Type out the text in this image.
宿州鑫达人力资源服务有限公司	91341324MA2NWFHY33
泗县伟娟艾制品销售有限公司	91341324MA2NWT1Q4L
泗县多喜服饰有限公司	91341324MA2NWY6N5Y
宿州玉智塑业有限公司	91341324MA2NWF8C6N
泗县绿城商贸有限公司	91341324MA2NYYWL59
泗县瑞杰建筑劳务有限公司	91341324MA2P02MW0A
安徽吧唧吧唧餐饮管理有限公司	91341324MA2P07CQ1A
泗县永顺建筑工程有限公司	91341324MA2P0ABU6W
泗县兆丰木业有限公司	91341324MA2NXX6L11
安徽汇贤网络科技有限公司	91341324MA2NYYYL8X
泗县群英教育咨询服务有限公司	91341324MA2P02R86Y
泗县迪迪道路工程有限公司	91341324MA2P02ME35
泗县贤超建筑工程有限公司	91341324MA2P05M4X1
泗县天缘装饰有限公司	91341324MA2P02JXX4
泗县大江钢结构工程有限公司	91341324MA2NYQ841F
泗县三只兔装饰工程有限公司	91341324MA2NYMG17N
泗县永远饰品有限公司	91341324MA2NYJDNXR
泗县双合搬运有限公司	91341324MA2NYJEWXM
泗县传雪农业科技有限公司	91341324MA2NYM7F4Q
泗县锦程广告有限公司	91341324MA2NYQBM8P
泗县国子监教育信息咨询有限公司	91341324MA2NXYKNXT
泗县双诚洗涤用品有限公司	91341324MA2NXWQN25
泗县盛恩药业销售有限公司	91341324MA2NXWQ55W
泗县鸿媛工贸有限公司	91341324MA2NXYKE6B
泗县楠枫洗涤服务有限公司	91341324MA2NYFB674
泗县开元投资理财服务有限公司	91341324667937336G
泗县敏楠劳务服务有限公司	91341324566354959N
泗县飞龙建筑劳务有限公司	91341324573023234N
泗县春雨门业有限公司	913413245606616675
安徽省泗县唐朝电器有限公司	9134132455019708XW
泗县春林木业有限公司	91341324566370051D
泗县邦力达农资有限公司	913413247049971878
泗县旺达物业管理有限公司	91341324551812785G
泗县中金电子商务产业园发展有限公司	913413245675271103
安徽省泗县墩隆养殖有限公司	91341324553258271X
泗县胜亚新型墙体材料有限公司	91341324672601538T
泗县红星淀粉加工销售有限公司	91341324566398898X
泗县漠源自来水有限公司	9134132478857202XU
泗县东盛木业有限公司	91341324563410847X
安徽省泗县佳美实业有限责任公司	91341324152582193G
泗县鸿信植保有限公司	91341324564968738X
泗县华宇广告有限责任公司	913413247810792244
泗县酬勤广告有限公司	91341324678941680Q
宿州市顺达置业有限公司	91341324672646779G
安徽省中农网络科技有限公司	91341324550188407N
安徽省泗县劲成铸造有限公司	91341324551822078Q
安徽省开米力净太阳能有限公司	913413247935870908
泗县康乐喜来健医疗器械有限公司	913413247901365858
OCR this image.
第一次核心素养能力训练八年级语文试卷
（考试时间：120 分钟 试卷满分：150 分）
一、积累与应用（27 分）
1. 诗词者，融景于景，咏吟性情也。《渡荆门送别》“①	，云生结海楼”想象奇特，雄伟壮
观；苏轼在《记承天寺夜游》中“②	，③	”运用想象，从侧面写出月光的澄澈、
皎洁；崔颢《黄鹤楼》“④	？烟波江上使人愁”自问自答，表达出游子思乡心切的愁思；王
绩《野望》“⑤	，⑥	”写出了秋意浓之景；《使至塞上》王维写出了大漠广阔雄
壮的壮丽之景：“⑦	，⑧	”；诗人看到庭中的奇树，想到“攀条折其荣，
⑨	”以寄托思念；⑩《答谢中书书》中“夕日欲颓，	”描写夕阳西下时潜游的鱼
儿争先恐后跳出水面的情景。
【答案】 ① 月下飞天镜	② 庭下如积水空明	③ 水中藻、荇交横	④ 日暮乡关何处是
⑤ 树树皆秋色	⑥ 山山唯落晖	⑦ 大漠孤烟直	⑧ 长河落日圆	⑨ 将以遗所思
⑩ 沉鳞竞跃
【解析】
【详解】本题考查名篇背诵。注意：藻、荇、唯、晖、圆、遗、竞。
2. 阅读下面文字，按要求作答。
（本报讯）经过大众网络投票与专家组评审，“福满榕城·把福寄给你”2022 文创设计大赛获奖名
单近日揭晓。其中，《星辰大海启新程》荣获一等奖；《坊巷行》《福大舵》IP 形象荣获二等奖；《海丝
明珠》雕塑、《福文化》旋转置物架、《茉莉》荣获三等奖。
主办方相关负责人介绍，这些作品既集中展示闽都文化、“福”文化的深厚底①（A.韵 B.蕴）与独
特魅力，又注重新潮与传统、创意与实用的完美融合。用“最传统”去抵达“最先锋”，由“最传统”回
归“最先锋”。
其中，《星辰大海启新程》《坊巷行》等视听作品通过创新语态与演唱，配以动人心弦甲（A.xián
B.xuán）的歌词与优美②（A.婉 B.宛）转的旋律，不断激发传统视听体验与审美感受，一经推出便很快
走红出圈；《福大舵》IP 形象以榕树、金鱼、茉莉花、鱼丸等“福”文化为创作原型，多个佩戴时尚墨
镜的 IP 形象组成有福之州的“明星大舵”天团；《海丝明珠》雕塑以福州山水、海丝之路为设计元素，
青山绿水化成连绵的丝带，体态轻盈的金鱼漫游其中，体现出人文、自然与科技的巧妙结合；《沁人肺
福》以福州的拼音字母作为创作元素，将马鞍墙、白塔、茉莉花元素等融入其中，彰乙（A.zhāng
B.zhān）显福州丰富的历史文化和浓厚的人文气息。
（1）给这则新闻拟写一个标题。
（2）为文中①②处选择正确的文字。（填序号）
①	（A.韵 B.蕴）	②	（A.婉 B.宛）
#####
= OBJECTIVE =
From the records above, extract every entry exactly as given.

= ANSWER TO THIS PROBLEM =
Type out the text in this image.
宿州鑫达人力资源服务有限公司	91341324MA2NWFHY33
泗县伟娟艾制品销售有限公司	91341324MA2NWT1Q4L
泗县多喜服饰有限公司	91341324MA2NWY6N5Y
宿州玉智塑业有限公司	91341324MA2NWF8C6N
泗县绿城商贸有限公司	91341324MA2NYYWL59
泗县瑞杰建筑劳务有限公司	91341324MA2P02MW0A
安徽吧唧吧唧餐饮管理有限公司	91341324MA2P07CQ1A
泗县永顺建筑工程有限公司	91341324MA2P0ABU6W
泗县兆丰木业有限公司	91341324MA2NXX6L11
安徽汇贤网络科技有限公司	91341324MA2NYYYL8X
泗县群英教育咨询服务有限公司	91341324MA2P02R86Y
泗县迪迪道路工程有限公司	91341324MA2P02ME35
泗县贤超建筑工程有限公司	91341324MA2P05M4X1
泗县天缘装饰有限公司	91341324MA2P02JXX4
泗县大江钢结构工程有限公司	91341324MA2NYQ841F
泗县三只兔装饰工程有限公司	91341324MA2NYMG17N
泗县永远饰品有限公司	91341324MA2NYJDNXR
泗县双合搬运有限公司	91341324MA2NYJEWXM
泗县传雪农业科技有限公司	91341324MA2NYM7F4Q
泗县锦程广告有限公司	91341324MA2NYQBM8P
泗县国子监教育信息咨询有限公司	91341324MA2NXYKNXT
泗县双诚洗涤用品有限公司	91341324MA2NXWQN25
泗县盛恩药业销售有限公司	91341324MA2NXWQ55W
泗县鸿媛工贸有限公司	91341324MA2NXYKE6B
泗县楠枫洗涤服务有限公司	91341324MA2NYFB674
泗县开元投资理财服务有限公司	91341324667937336G
泗县敏楠劳务服务有限公司	91341324566354959N
泗县飞龙建筑劳务有限公司	91341324573023234N
泗县春雨门业有限公司	913413245606616675
安徽省泗县唐朝电器有限公司	9134132455019708XW
泗县春林木业有限公司	91341324566370051D
泗县邦力达农资有限公司	913413247049971878
泗县旺达物业管理有限公司	91341324551812785G
泗县中金电子商务产业园发展有限公司	913413245675271103
安徽省泗县墩隆养殖有限公司	91341324553258271X
泗县胜亚新型墙体材料有限公司	91341324672601538T
泗县红星淀粉加工销售有限公司	91341324566398898X
泗县漠源自来水有限公司	9134132478857202XU
泗县东盛木业有限公司	91341324563410847X
安徽省泗县佳美实业有限责任公司	91341324152582193G
泗县鸿信植保有限公司	91341324564968738X
泗县华宇广告有限责任公司	913413247810792244
泗县酬勤广告有限公司	91341324678941680Q
宿州市顺达置业有限公司	91341324672646779G
安徽省中农网络科技有限公司	91341324550188407N
安徽省泗县劲成铸造有限公司	91341324551822078Q
安徽省开米力净太阳能有限公司	913413247935870908
泗县康乐喜来健医疗器械有限公司	913413247901365858
OCR this image.
第一次核心素养能力训练八年级语文试卷
（考试时间：120 分钟 试卷满分：150 分）
一、积累与应用（27 分）
1. 诗词者，融景于景，咏吟性情也。《渡荆门送别》“①	，云生结海楼”想象奇特，雄伟壮
观；苏轼在《记承天寺夜游》中“②	，③	”运用想象，从侧面写出月光的澄澈、
皎洁；崔颢《黄鹤楼》“④	？烟波江上使人愁”自问自答，表达出游子思乡心切的愁思；王
绩《野望》“⑤	，⑥	”写出了秋意浓之景；《使至塞上》王维写出了大漠广阔雄
壮的壮丽之景：“⑦	，⑧	”；诗人看到庭中的奇树，想到“攀条折其荣，
⑨	”以寄托思念；⑩《答谢中书书》中“夕日欲颓，	”描写夕阳西下时潜游的鱼
儿争先恐后跳出水面的情景。
【答案】 ① 月下飞天镜	② 庭下如积水空明	③ 水中藻、荇交横	④ 日暮乡关何处是
⑤ 树树皆秋色	⑥ 山山唯落晖	⑦ 大漠孤烟直	⑧ 长河落日圆	⑨ 将以遗所思
⑩ 沉鳞竞跃
【解析】
【详解】本题考查名篇背诵。注意：藻、荇、唯、晖、圆、遗、竞。
2. 阅读下面文字，按要求作答。
（本报讯）经过大众网络投票与专家组评审，“福满榕城·把福寄给你”2022 文创设计大赛获奖名
单近日揭晓。其中，《星辰大海启新程》荣获一等奖；《坊巷行》《福大舵》IP 形象荣获二等奖；《海丝
明珠》雕塑、《福文化》旋转置物架、《茉莉》荣获三等奖。
主办方相关负责人介绍，这些作品既集中展示闽都文化、“福”文化的深厚底①（A.韵 B.蕴）与独
特魅力，又注重新潮与传统、创意与实用的完美融合。用“最传统”去抵达“最先锋”，由“最传统”回
归“最先锋”。
其中，《星辰大海启新程》《坊巷行》等视听作品通过创新语态与演唱，配以动人心弦甲（A.xián
B.xuán）的歌词与优美②（A.婉 B.宛）转的旋律，不断激发传统视听体验与审美感受，一经推出便很快
走红出圈；《福大舵》IP 形象以榕树、金鱼、茉莉花、鱼丸等“福”文化为创作原型，多个佩戴时尚墨
镜的 IP 形象组成有福之州的“明星大舵”天团；《海丝明珠》雕塑以福州山水、海丝之路为设计元素，
青山绿水化成连绵的丝带，体态轻盈的金鱼漫游其中，体现出人文、自然与科技的巧妙结合；《沁人肺
福》以福州的拼音字母作为创作元素，将马鞍墙、白塔、茉莉花元素等融入其中，彰乙（A.zhāng
B.zhān）显福州丰富的历史文化和浓厚的人文气息。
（1）给这则新闻拟写一个标题。
（2）为文中①②处选择正确的文字。（填序号）
①	（A.韵 B.蕴）	②	（A.婉 B.宛）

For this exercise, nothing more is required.